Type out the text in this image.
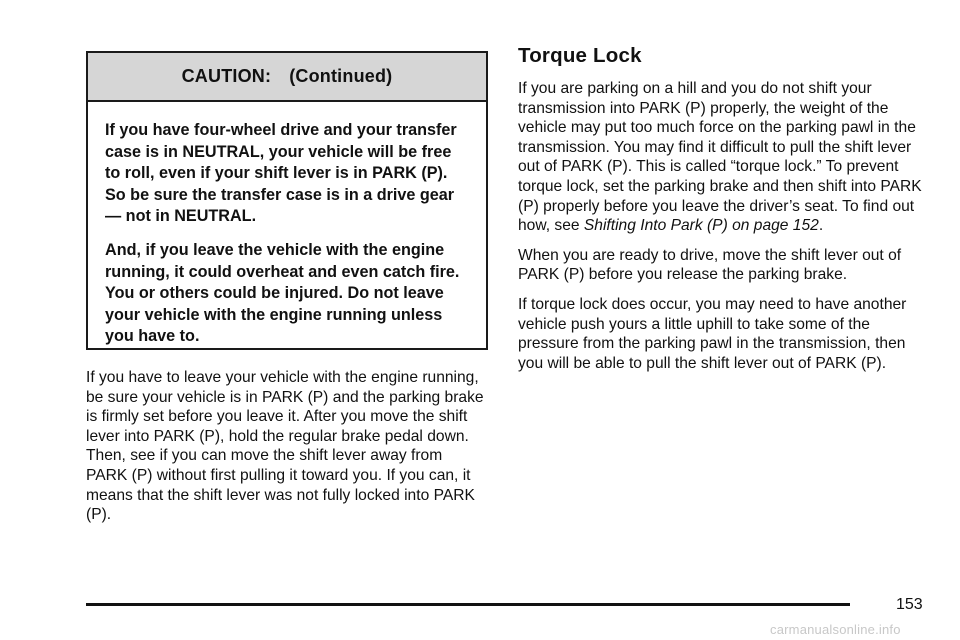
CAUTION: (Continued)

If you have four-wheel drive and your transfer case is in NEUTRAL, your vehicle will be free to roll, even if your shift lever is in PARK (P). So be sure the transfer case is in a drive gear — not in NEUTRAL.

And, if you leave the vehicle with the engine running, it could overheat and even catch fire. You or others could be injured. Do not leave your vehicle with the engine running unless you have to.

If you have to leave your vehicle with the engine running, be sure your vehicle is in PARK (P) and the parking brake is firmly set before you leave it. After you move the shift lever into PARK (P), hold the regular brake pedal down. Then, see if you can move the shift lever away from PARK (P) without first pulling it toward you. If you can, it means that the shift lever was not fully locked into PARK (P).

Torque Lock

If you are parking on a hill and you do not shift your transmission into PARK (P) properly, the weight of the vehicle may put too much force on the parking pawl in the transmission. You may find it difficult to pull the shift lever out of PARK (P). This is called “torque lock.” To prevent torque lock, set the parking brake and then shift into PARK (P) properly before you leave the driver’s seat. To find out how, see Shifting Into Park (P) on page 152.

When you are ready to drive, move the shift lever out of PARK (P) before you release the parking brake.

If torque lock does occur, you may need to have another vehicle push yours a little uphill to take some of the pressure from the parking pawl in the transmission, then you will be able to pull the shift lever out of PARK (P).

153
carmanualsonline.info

→ **WRITTEN PROBLEM**
Copy the material shown above in full and exactly. Skip the pictures.

→ **RESULT OF THE TASK**
Type out the text in this image.
CAUTION: (Continued)

If you have four-wheel drive and your transfer case is in NEUTRAL, your vehicle will be free to roll, even if your shift lever is in PARK (P). So be sure the transfer case is in a drive gear — not in NEUTRAL.

And, if you leave the vehicle with the engine running, it could overheat and even catch fire. You or others could be injured. Do not leave your vehicle with the engine running unless you have to.

If you have to leave your vehicle with the engine running, be sure your vehicle is in PARK (P) and the parking brake is firmly set before you leave it. After you move the shift lever into PARK (P), hold the regular brake pedal down. Then, see if you can move the shift lever away from PARK (P) without first pulling it toward you. If you can, it means that the shift lever was not fully locked into PARK (P).

Torque Lock

If you are parking on a hill and you do not shift your transmission into PARK (P) properly, the weight of the vehicle may put too much force on the parking pawl in the transmission. You may find it difficult to pull the shift lever out of PARK (P). This is called “torque lock.” To prevent torque lock, set the parking brake and then shift into PARK (P) properly before you leave the driver’s seat. To find out how, see Shifting Into Park (P) on page 152.

When you are ready to drive, move the shift lever out of PARK (P) before you release the parking brake.

If torque lock does occur, you may need to have another vehicle push yours a little uphill to take some of the pressure from the parking pawl in the transmission, then you will be able to pull the shift lever out of PARK (P).

153
carmanualsonline.info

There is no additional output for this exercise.